▸ **Stated task**
Write the material out again in full, word for word. Do not include the pictures.

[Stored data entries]

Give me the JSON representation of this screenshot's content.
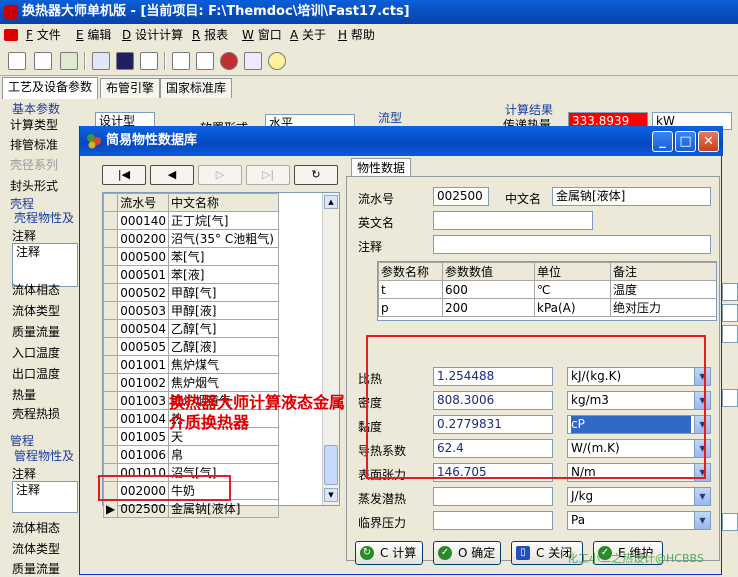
{
  "main_window": {
    "title": "换热器大师单机版 - [当前项目: F:\\Themdoc\\培训\\Fast17.cts]"
  },
  "menu": [
    {
      "key": "F",
      "label": "文件"
    },
    {
      "key": "E",
      "label": "编辑"
    },
    {
      "key": "D",
      "label": "设计计算"
    },
    {
      "key": "R",
      "label": "报表"
    },
    {
      "key": "W",
      "label": "窗口"
    },
    {
      "key": "A",
      "label": "关于"
    },
    {
      "key": "H",
      "label": "帮助"
    }
  ],
  "main_tabs": [
    "工艺及设备参数",
    "布管引擎",
    "国家标准库"
  ],
  "left_panel": {
    "basic_group": "基本参数",
    "calc_type_label": "计算类型",
    "calc_type_value": "设计型",
    "tube_std_label": "排管标准",
    "shell_series_label": "壳径系列",
    "head_form_label": "封头形式",
    "place_form_label": "放置形式",
    "place_form_value": "水平",
    "flow_label": "流型",
    "result_group": "计算结果",
    "heat_label": "传递热量",
    "heat_value": "333.8939",
    "heat_unit": "kW",
    "shell_group": "壳程",
    "shell_props": "壳程物性及",
    "note_label": "注释",
    "note_value": "注释",
    "fields": [
      "流体相态",
      "流体类型",
      "质量流量",
      "入口温度",
      "出口温度",
      "热量",
      "壳程热损"
    ],
    "tube_group": "管程",
    "tube_props": "管程物性及",
    "tube_note_label": "注释",
    "tube_note_value": "注释",
    "tube_fields": [
      "流体相态",
      "流体类型",
      "质量流量"
    ]
  },
  "dialog": {
    "title": "简易物性数据库",
    "list_headers": [
      "流水号",
      "中文名称"
    ],
    "list_rows": [
      {
        "id": "000140",
        "name": "正丁烷[气]"
      },
      {
        "id": "000200",
        "name": "沼气(35° C池粗气)"
      },
      {
        "id": "000500",
        "name": "苯[气]"
      },
      {
        "id": "000501",
        "name": "苯[液]"
      },
      {
        "id": "000502",
        "name": "甲醇[气]"
      },
      {
        "id": "000503",
        "name": "甲醇[液]"
      },
      {
        "id": "000504",
        "name": "乙醇[气]"
      },
      {
        "id": "000505",
        "name": "乙醇[液]"
      },
      {
        "id": "001001",
        "name": "焦炉煤气"
      },
      {
        "id": "001002",
        "name": "焦炉烟气"
      },
      {
        "id": "001003",
        "name": "铁炉烟道气"
      },
      {
        "id": "001004",
        "name": "热"
      },
      {
        "id": "001005",
        "name": "天"
      },
      {
        "id": "001006",
        "name": "帛"
      },
      {
        "id": "001010",
        "name": "沼气[气]"
      },
      {
        "id": "002000",
        "name": "牛奶"
      },
      {
        "id": "002500",
        "name": "金属钠[液体]"
      }
    ],
    "prop_tab": "物性数据",
    "serial_label": "流水号",
    "serial_value": "002500",
    "cn_name_label": "中文名",
    "cn_name_value": "金属钠[液体]",
    "en_name_label": "英文名",
    "note_label": "注释",
    "param_headers": [
      "参数名称",
      "参数数值",
      "单位",
      "备注"
    ],
    "params": [
      {
        "name": "t",
        "value": "600",
        "unit": "℃",
        "remark": "温度"
      },
      {
        "name": "p",
        "value": "200",
        "unit": "kPa(A)",
        "remark": "绝对压力"
      }
    ],
    "props": [
      {
        "label": "比热",
        "value": "1.254488",
        "unit": "kJ/(kg.K)"
      },
      {
        "label": "密度",
        "value": "808.3006",
        "unit": "kg/m3"
      },
      {
        "label": "黏度",
        "value": "0.2779831",
        "unit": "cP"
      },
      {
        "label": "导热系数",
        "value": "62.4",
        "unit": "W/(m.K)"
      },
      {
        "label": "表面张力",
        "value": "146.705",
        "unit": "N/m"
      },
      {
        "label": "蒸发潜热",
        "value": "",
        "unit": "J/kg"
      },
      {
        "label": "临界压力",
        "value": "",
        "unit": "Pa"
      }
    ],
    "buttons": {
      "calc": "C 计算",
      "ok": "O 确定",
      "close": "C 关闭",
      "maintain": "E 维护"
    }
  },
  "annotation": "换热器大师计算液态金属介质换热器",
  "watermark": "化工小二之热设计@HCBBS"
}
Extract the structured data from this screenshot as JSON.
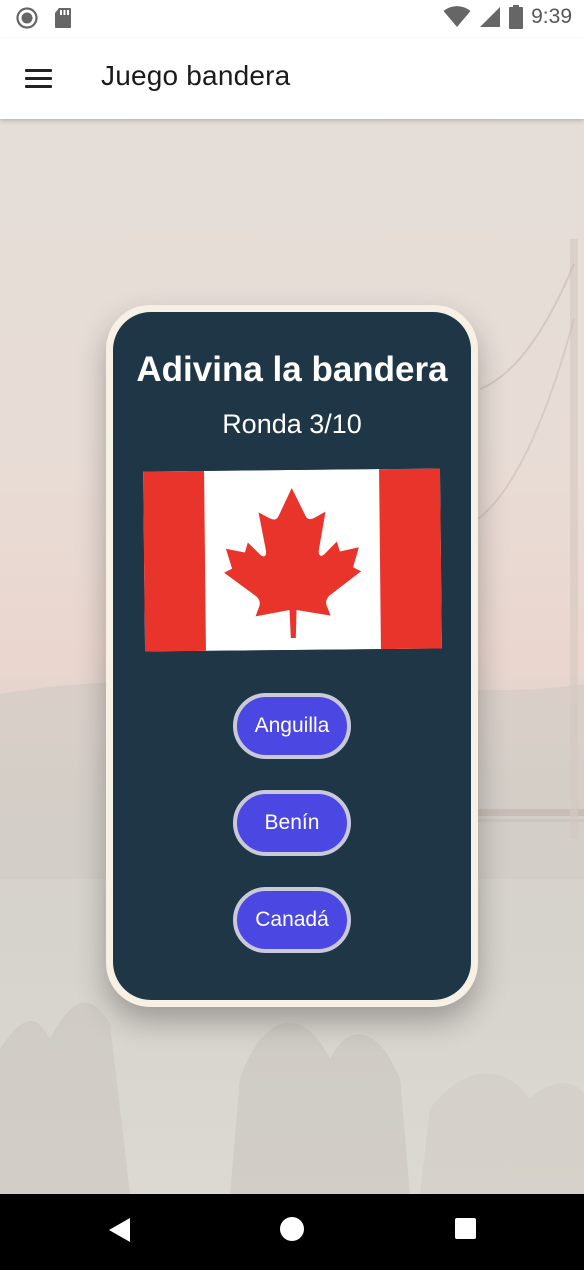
{
  "status_bar": {
    "time": "9:39",
    "icons": [
      "record-icon",
      "sd-card-icon",
      "wifi-icon",
      "signal-icon",
      "battery-icon"
    ]
  },
  "app_bar": {
    "title": "Juego bandera",
    "menu_icon": "hamburger-menu-icon"
  },
  "game": {
    "title": "Adivina la bandera",
    "round": "Ronda 3/10",
    "flag": "canada-flag",
    "options": [
      "Anguilla",
      "Benín",
      "Canadá"
    ]
  },
  "colors": {
    "card_background": "#1e3645",
    "card_border": "#f7f0e5",
    "button_background": "#4a47e3",
    "button_border": "#c9c9d9",
    "flag_red": "#e8342a"
  },
  "nav_bar": {
    "icons": [
      "back-icon",
      "home-icon",
      "recents-icon"
    ]
  }
}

▸ **Expected answer**
Give me the JSON representation of this screenshot's content.
{
  "main_window": {
    "title": "换热器大师单机版 - [当前项目: F:\\Themdoc\\培训\\Fast17.cts]"
  },
  "menu": [
    {
      "key": "F",
      "label": "文件"
    },
    {
      "key": "E",
      "label": "编辑"
    },
    {
      "key": "D",
      "label": "设计计算"
    },
    {
      "key": "R",
      "label": "报表"
    },
    {
      "key": "W",
      "label": "窗口"
    },
    {
      "key": "A",
      "label": "关于"
    },
    {
      "key": "H",
      "label": "帮助"
    }
  ],
  "main_tabs": [
    "工艺及设备参数",
    "布管引擎",
    "国家标准库"
  ],
  "left_panel": {
    "basic_group": "基本参数",
    "calc_type_label": "计算类型",
    "calc_type_value": "设计型",
    "tube_std_label": "排管标准",
    "shell_series_label": "壳径系列",
    "head_form_label": "封头形式",
    "place_form_label": "放置形式",
    "place_form_value": "水平",
    "flow_label": "流型",
    "result_group": "计算结果",
    "heat_label": "传递热量",
    "heat_value": "333.8939",
    "heat_unit": "kW",
    "shell_group": "壳程",
    "shell_props": "壳程物性及",
    "note_label": "注释",
    "note_value": "注释",
    "fields": [
      "流体相态",
      "流体类型",
      "质量流量",
      "入口温度",
      "出口温度",
      "热量",
      "壳程热损"
    ],
    "tube_group": "管程",
    "tube_props": "管程物性及",
    "tube_note_label": "注释",
    "tube_note_value": "注释",
    "tube_fields": [
      "流体相态",
      "流体类型",
      "质量流量"
    ]
  },
  "dialog": {
    "title": "简易物性数据库",
    "list_headers": [
      "流水号",
      "中文名称"
    ],
    "list_rows": [
      {
        "id": "000140",
        "name": "正丁烷[气]"
      },
      {
        "id": "000200",
        "name": "沼气(35° C池粗气)"
      },
      {
        "id": "000500",
        "name": "苯[气]"
      },
      {
        "id": "000501",
        "name": "苯[液]"
      },
      {
        "id": "000502",
        "name": "甲醇[气]"
      },
      {
        "id": "000503",
        "name": "甲醇[液]"
      },
      {
        "id": "000504",
        "name": "乙醇[气]"
      },
      {
        "id": "000505",
        "name": "乙醇[液]"
      },
      {
        "id": "001001",
        "name": "焦炉煤气"
      },
      {
        "id": "001002",
        "name": "焦炉烟气"
      },
      {
        "id": "001003",
        "name": "铁炉烟道气"
      },
      {
        "id": "001004",
        "name": "热"
      },
      {
        "id": "001005",
        "name": "天"
      },
      {
        "id": "001006",
        "name": "帛"
      },
      {
        "id": "001010",
        "name": "沼气[气]"
      },
      {
        "id": "002000",
        "name": "牛奶"
      },
      {
        "id": "002500",
        "name": "金属钠[液体]"
      }
    ],
    "prop_tab": "物性数据",
    "serial_label": "流水号",
    "serial_value": "002500",
    "cn_name_label": "中文名",
    "cn_name_value": "金属钠[液体]",
    "en_name_label": "英文名",
    "note_label": "注释",
    "param_headers": [
      "参数名称",
      "参数数值",
      "单位",
      "备注"
    ],
    "params": [
      {
        "name": "t",
        "value": "600",
        "unit": "℃",
        "remark": "温度"
      },
      {
        "name": "p",
        "value": "200",
        "unit": "kPa(A)",
        "remark": "绝对压力"
      }
    ],
    "props": [
      {
        "label": "比热",
        "value": "1.254488",
        "unit": "kJ/(kg.K)"
      },
      {
        "label": "密度",
        "value": "808.3006",
        "unit": "kg/m3"
      },
      {
        "label": "黏度",
        "value": "0.2779831",
        "unit": "cP"
      },
      {
        "label": "导热系数",
        "value": "62.4",
        "unit": "W/(m.K)"
      },
      {
        "label": "表面张力",
        "value": "146.705",
        "unit": "N/m"
      },
      {
        "label": "蒸发潜热",
        "value": "",
        "unit": "J/kg"
      },
      {
        "label": "临界压力",
        "value": "",
        "unit": "Pa"
      }
    ],
    "buttons": {
      "calc": "C 计算",
      "ok": "O 确定",
      "close": "C 关闭",
      "maintain": "E 维护"
    }
  },
  "annotation": "换热器大师计算液态金属介质换热器",
  "watermark": "化工小二之热设计@HCBBS"
}
Extract the structured data from this screenshot as JSON.
{
  "status_bar": {
    "time": "9:39",
    "icons": [
      "record-icon",
      "sd-card-icon",
      "wifi-icon",
      "signal-icon",
      "battery-icon"
    ]
  },
  "app_bar": {
    "title": "Juego bandera",
    "menu_icon": "hamburger-menu-icon"
  },
  "game": {
    "title": "Adivina la bandera",
    "round": "Ronda 3/10",
    "flag": "canada-flag",
    "options": [
      "Anguilla",
      "Benín",
      "Canadá"
    ]
  },
  "colors": {
    "card_background": "#1e3645",
    "card_border": "#f7f0e5",
    "button_background": "#4a47e3",
    "button_border": "#c9c9d9",
    "flag_red": "#e8342a"
  },
  "nav_bar": {
    "icons": [
      "back-icon",
      "home-icon",
      "recents-icon"
    ]
  }
}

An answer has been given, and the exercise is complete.